DIRECTIONS →
Copy the data exactly as it appears, and do not include any pictures.

GIVEN DATA →

--- --- ---

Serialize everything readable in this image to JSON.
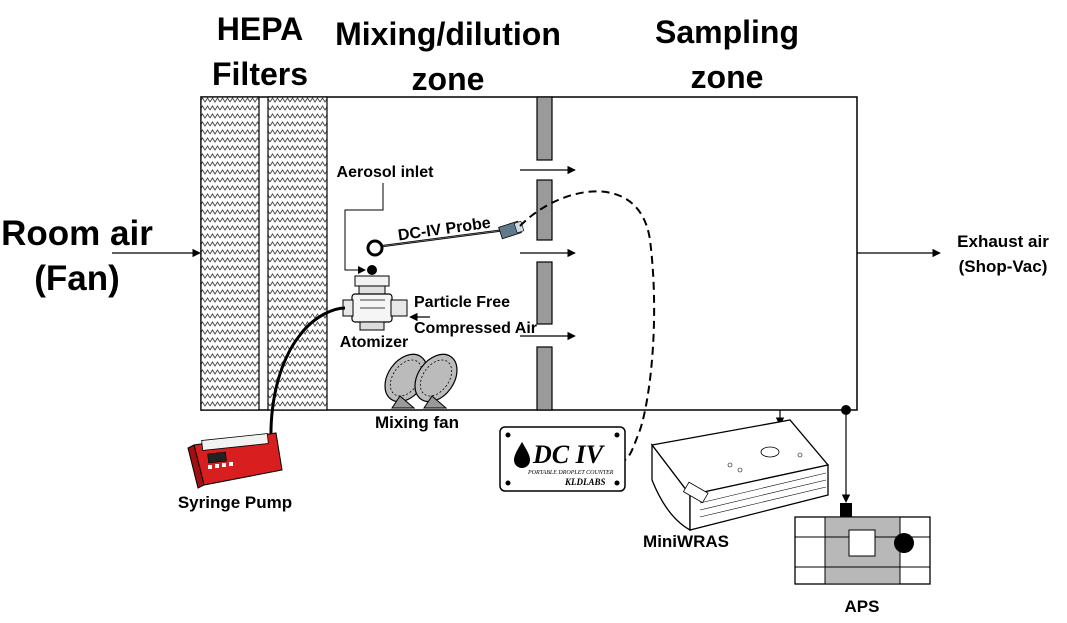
{
  "headings": {
    "hepa_line1": "HEPA",
    "hepa_line2": "Filters",
    "mixing_line1": "Mixing/dilution",
    "mixing_line2": "zone",
    "sampling_line1": "Sampling",
    "sampling_line2": "zone"
  },
  "inlet": {
    "line1": "Room air",
    "line2": "(Fan)"
  },
  "outlet": {
    "line1": "Exhaust air",
    "line2": "(Shop-Vac)"
  },
  "components": {
    "aerosol_inlet": "Aerosol inlet",
    "probe": "DC-IV Probe",
    "particle_free_line1": "Particle Free",
    "particle_free_line2": "Compressed Air",
    "atomizer": "Atomizer",
    "mixing_fan": "Mixing fan",
    "syringe_pump": "Syringe Pump",
    "miniwras": "MiniWRAS",
    "aps": "APS"
  },
  "dc4_device": {
    "title": "DC IV",
    "subtitle": "PORTABLE DROPLET COUNTER",
    "brand": "KLDLABS"
  },
  "colors": {
    "syringe_pump": "#d81e1e",
    "line": "#000000",
    "hepa_fill": "#e8e8e8",
    "baffle": "#9a9a9a",
    "aps_gray": "#b8b8b8"
  }
}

--- --- ---

SOLUTION FOR THIS EXERCISE →
Serialize everything readable in this image to JSON.
{
  "headings": {
    "hepa_line1": "HEPA",
    "hepa_line2": "Filters",
    "mixing_line1": "Mixing/dilution",
    "mixing_line2": "zone",
    "sampling_line1": "Sampling",
    "sampling_line2": "zone"
  },
  "inlet": {
    "line1": "Room air",
    "line2": "(Fan)"
  },
  "outlet": {
    "line1": "Exhaust air",
    "line2": "(Shop-Vac)"
  },
  "components": {
    "aerosol_inlet": "Aerosol inlet",
    "probe": "DC-IV Probe",
    "particle_free_line1": "Particle Free",
    "particle_free_line2": "Compressed Air",
    "atomizer": "Atomizer",
    "mixing_fan": "Mixing fan",
    "syringe_pump": "Syringe Pump",
    "miniwras": "MiniWRAS",
    "aps": "APS"
  },
  "dc4_device": {
    "title": "DC IV",
    "subtitle": "PORTABLE DROPLET COUNTER",
    "brand": "KLDLABS"
  },
  "colors": {
    "syringe_pump": "#d81e1e",
    "line": "#000000",
    "hepa_fill": "#e8e8e8",
    "baffle": "#9a9a9a",
    "aps_gray": "#b8b8b8"
  }
}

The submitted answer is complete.